● **RAW DATA**
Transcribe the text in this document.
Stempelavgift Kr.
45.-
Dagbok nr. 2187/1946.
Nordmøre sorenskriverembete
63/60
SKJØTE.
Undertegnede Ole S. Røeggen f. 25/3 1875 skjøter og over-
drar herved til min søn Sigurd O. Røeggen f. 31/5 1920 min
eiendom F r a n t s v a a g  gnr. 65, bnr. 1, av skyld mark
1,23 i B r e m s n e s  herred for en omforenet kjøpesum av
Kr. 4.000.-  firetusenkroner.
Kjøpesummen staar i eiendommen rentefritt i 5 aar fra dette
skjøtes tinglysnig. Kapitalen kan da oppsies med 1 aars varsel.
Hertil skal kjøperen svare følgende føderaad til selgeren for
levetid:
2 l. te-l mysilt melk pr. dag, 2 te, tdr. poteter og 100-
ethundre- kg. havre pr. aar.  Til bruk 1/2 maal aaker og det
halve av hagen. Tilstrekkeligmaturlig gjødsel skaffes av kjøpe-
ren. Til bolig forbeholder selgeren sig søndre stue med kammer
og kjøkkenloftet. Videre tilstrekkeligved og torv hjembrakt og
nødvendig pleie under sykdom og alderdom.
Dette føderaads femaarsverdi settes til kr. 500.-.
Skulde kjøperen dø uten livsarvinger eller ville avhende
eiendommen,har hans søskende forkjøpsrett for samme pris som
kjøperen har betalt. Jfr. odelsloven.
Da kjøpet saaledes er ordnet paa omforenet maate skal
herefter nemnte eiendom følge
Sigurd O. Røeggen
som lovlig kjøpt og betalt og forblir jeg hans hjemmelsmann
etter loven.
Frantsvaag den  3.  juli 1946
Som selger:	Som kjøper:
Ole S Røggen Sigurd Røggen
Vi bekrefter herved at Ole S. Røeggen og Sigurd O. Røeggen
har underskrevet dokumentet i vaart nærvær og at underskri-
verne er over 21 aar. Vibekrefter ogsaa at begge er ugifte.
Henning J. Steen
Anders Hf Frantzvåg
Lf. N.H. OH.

● **WHAT THIS TASK INVOLVES**
Take the lines above and retype all of them exactly.

● **FINISHED TASK**
Transcribe the text in this document.
Stempelavgift Kr.
45.-
Dagbok nr. 2187/1946.
Nordmøre sorenskriverembete
63/60
SKJØTE.
Undertegnede Ole S. Røeggen f. 25/3 1875 skjøter og over-
drar herved til min søn Sigurd O. Røeggen f. 31/5 1920 min
eiendom F r a n t s v a a g  gnr. 65, bnr. 1, av skyld mark
1,23 i B r e m s n e s  herred for en omforenet kjøpesum av
Kr. 4.000.-  firetusenkroner.
Kjøpesummen staar i eiendommen rentefritt i 5 aar fra dette
skjøtes tinglysnig. Kapitalen kan da oppsies med 1 aars varsel.
Hertil skal kjøperen svare følgende føderaad til selgeren for
levetid:
2 l. te-l mysilt melk pr. dag, 2 te, tdr. poteter og 100-
ethundre- kg. havre pr. aar.  Til bruk 1/2 maal aaker og det
halve av hagen. Tilstrekkeligmaturlig gjødsel skaffes av kjøpe-
ren. Til bolig forbeholder selgeren sig søndre stue med kammer
og kjøkkenloftet. Videre tilstrekkeligved og torv hjembrakt og
nødvendig pleie under sykdom og alderdom.
Dette føderaads femaarsverdi settes til kr. 500.-.
Skulde kjøperen dø uten livsarvinger eller ville avhende
eiendommen,har hans søskende forkjøpsrett for samme pris som
kjøperen har betalt. Jfr. odelsloven.
Da kjøpet saaledes er ordnet paa omforenet maate skal
herefter nemnte eiendom følge
Sigurd O. Røeggen
som lovlig kjøpt og betalt og forblir jeg hans hjemmelsmann
etter loven.
Frantsvaag den  3.  juli 1946
Som selger:	Som kjøper:
Ole S Røggen Sigurd Røggen
Vi bekrefter herved at Ole S. Røeggen og Sigurd O. Røeggen
har underskrevet dokumentet i vaart nærvær og at underskri-
verne er over 21 aar. Vibekrefter ogsaa at begge er ugifte.
Henning J. Steen
Anders Hf Frantzvåg
Lf. N.H. OH.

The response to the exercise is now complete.